### Data rows
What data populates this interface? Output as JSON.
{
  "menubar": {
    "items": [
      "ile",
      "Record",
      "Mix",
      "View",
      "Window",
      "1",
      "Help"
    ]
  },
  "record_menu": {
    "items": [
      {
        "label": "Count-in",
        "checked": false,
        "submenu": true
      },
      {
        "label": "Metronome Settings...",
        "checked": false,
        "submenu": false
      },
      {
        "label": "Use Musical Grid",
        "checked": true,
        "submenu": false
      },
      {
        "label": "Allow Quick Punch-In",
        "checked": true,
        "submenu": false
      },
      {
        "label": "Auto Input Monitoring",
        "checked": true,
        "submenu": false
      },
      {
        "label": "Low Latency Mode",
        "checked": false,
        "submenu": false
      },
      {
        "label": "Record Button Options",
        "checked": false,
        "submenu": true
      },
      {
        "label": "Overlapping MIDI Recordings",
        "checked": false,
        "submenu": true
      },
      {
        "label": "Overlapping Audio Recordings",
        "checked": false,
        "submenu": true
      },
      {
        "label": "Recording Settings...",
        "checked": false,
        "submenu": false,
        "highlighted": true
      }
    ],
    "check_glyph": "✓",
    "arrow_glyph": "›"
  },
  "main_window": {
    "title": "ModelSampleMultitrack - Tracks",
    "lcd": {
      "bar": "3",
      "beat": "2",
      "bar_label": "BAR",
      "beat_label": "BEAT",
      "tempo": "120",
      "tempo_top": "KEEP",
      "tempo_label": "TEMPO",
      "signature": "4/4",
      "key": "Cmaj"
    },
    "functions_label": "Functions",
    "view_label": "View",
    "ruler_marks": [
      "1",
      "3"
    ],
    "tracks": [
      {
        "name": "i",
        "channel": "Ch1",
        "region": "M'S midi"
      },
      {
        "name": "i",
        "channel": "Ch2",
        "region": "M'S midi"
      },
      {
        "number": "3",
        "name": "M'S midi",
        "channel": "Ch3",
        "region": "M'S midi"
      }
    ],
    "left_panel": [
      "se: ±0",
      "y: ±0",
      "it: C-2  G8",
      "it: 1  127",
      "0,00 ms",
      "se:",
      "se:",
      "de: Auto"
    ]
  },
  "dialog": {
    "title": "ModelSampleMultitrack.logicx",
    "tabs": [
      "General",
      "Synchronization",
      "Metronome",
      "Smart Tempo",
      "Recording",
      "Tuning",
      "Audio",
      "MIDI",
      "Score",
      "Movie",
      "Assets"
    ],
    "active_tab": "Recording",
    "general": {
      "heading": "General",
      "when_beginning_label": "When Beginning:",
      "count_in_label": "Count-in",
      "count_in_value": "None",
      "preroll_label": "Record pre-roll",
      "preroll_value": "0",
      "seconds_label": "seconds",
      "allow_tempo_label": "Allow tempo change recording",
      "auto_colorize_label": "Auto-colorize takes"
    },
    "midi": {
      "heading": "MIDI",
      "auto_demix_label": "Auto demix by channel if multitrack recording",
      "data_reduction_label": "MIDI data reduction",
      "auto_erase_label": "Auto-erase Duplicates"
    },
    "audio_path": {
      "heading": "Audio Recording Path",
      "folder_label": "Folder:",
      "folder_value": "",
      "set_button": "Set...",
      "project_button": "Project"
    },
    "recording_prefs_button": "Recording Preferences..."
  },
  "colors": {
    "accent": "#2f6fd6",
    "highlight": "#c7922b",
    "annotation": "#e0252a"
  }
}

### What is expected
Transcribe the data. Leave every line exactly as it is.

### Finished exercise
What data populates this interface? Output as JSON.
{
  "menubar": {
    "items": [
      "ile",
      "Record",
      "Mix",
      "View",
      "Window",
      "1",
      "Help"
    ]
  },
  "record_menu": {
    "items": [
      {
        "label": "Count-in",
        "checked": false,
        "submenu": true
      },
      {
        "label": "Metronome Settings...",
        "checked": false,
        "submenu": false
      },
      {
        "label": "Use Musical Grid",
        "checked": true,
        "submenu": false
      },
      {
        "label": "Allow Quick Punch-In",
        "checked": true,
        "submenu": false
      },
      {
        "label": "Auto Input Monitoring",
        "checked": true,
        "submenu": false
      },
      {
        "label": "Low Latency Mode",
        "checked": false,
        "submenu": false
      },
      {
        "label": "Record Button Options",
        "checked": false,
        "submenu": true
      },
      {
        "label": "Overlapping MIDI Recordings",
        "checked": false,
        "submenu": true
      },
      {
        "label": "Overlapping Audio Recordings",
        "checked": false,
        "submenu": true
      },
      {
        "label": "Recording Settings...",
        "checked": false,
        "submenu": false,
        "highlighted": true
      }
    ],
    "check_glyph": "✓",
    "arrow_glyph": "›"
  },
  "main_window": {
    "title": "ModelSampleMultitrack - Tracks",
    "lcd": {
      "bar": "3",
      "beat": "2",
      "bar_label": "BAR",
      "beat_label": "BEAT",
      "tempo": "120",
      "tempo_top": "KEEP",
      "tempo_label": "TEMPO",
      "signature": "4/4",
      "key": "Cmaj"
    },
    "functions_label": "Functions",
    "view_label": "View",
    "ruler_marks": [
      "1",
      "3"
    ],
    "tracks": [
      {
        "name": "i",
        "channel": "Ch1",
        "region": "M'S midi"
      },
      {
        "name": "i",
        "channel": "Ch2",
        "region": "M'S midi"
      },
      {
        "number": "3",
        "name": "M'S midi",
        "channel": "Ch3",
        "region": "M'S midi"
      }
    ],
    "left_panel": [
      "se: ±0",
      "y: ±0",
      "it: C-2  G8",
      "it: 1  127",
      "0,00 ms",
      "se:",
      "se:",
      "de: Auto"
    ]
  },
  "dialog": {
    "title": "ModelSampleMultitrack.logicx",
    "tabs": [
      "General",
      "Synchronization",
      "Metronome",
      "Smart Tempo",
      "Recording",
      "Tuning",
      "Audio",
      "MIDI",
      "Score",
      "Movie",
      "Assets"
    ],
    "active_tab": "Recording",
    "general": {
      "heading": "General",
      "when_beginning_label": "When Beginning:",
      "count_in_label": "Count-in",
      "count_in_value": "None",
      "preroll_label": "Record pre-roll",
      "preroll_value": "0",
      "seconds_label": "seconds",
      "allow_tempo_label": "Allow tempo change recording",
      "auto_colorize_label": "Auto-colorize takes"
    },
    "midi": {
      "heading": "MIDI",
      "auto_demix_label": "Auto demix by channel if multitrack recording",
      "data_reduction_label": "MIDI data reduction",
      "auto_erase_label": "Auto-erase Duplicates"
    },
    "audio_path": {
      "heading": "Audio Recording Path",
      "folder_label": "Folder:",
      "folder_value": "",
      "set_button": "Set...",
      "project_button": "Project"
    },
    "recording_prefs_button": "Recording Preferences..."
  },
  "colors": {
    "accent": "#2f6fd6",
    "highlight": "#c7922b",
    "annotation": "#e0252a"
  }
}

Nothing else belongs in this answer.